──────── MATERIAL FOR THIS EXERCISE ────────

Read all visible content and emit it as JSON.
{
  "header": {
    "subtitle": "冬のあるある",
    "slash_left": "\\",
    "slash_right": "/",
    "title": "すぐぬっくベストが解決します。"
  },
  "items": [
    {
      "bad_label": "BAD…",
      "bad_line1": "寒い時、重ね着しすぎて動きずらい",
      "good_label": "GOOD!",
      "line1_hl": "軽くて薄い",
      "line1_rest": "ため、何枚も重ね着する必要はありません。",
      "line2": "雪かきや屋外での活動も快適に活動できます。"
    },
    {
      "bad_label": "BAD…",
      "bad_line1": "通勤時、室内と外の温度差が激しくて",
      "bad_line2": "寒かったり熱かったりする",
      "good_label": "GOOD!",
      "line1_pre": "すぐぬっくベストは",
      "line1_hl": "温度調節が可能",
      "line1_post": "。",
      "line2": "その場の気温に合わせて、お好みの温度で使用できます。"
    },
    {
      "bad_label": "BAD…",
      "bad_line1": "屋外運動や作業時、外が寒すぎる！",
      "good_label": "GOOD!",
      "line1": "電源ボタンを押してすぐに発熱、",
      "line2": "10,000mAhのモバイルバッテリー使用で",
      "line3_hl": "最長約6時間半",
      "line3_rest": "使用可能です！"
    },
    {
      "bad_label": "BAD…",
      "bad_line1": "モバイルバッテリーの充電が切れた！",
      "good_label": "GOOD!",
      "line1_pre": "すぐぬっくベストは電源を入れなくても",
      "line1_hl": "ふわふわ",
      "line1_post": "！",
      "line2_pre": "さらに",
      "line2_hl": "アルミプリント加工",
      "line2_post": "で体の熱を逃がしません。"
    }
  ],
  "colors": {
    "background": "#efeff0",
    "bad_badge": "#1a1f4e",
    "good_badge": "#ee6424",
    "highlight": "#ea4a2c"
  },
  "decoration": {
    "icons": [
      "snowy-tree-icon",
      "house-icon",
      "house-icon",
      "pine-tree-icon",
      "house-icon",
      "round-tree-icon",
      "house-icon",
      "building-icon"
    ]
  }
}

────────

YOUR INSTRUCTIONS: Please output the complete data exactly.

COMPLETE RESPONSE:
Read all visible content and emit it as JSON.
{
  "header": {
    "subtitle": "冬のあるある",
    "slash_left": "\\",
    "slash_right": "/",
    "title": "すぐぬっくベストが解決します。"
  },
  "items": [
    {
      "bad_label": "BAD…",
      "bad_line1": "寒い時、重ね着しすぎて動きずらい",
      "good_label": "GOOD!",
      "line1_hl": "軽くて薄い",
      "line1_rest": "ため、何枚も重ね着する必要はありません。",
      "line2": "雪かきや屋外での活動も快適に活動できます。"
    },
    {
      "bad_label": "BAD…",
      "bad_line1": "通勤時、室内と外の温度差が激しくて",
      "bad_line2": "寒かったり熱かったりする",
      "good_label": "GOOD!",
      "line1_pre": "すぐぬっくベストは",
      "line1_hl": "温度調節が可能",
      "line1_post": "。",
      "line2": "その場の気温に合わせて、お好みの温度で使用できます。"
    },
    {
      "bad_label": "BAD…",
      "bad_line1": "屋外運動や作業時、外が寒すぎる！",
      "good_label": "GOOD!",
      "line1": "電源ボタンを押してすぐに発熱、",
      "line2": "10,000mAhのモバイルバッテリー使用で",
      "line3_hl": "最長約6時間半",
      "line3_rest": "使用可能です！"
    },
    {
      "bad_label": "BAD…",
      "bad_line1": "モバイルバッテリーの充電が切れた！",
      "good_label": "GOOD!",
      "line1_pre": "すぐぬっくベストは電源を入れなくても",
      "line1_hl": "ふわふわ",
      "line1_post": "！",
      "line2_pre": "さらに",
      "line2_hl": "アルミプリント加工",
      "line2_post": "で体の熱を逃がしません。"
    }
  ],
  "colors": {
    "background": "#efeff0",
    "bad_badge": "#1a1f4e",
    "good_badge": "#ee6424",
    "highlight": "#ea4a2c"
  },
  "decoration": {
    "icons": [
      "snowy-tree-icon",
      "house-icon",
      "house-icon",
      "pine-tree-icon",
      "house-icon",
      "round-tree-icon",
      "house-icon",
      "building-icon"
    ]
  }
}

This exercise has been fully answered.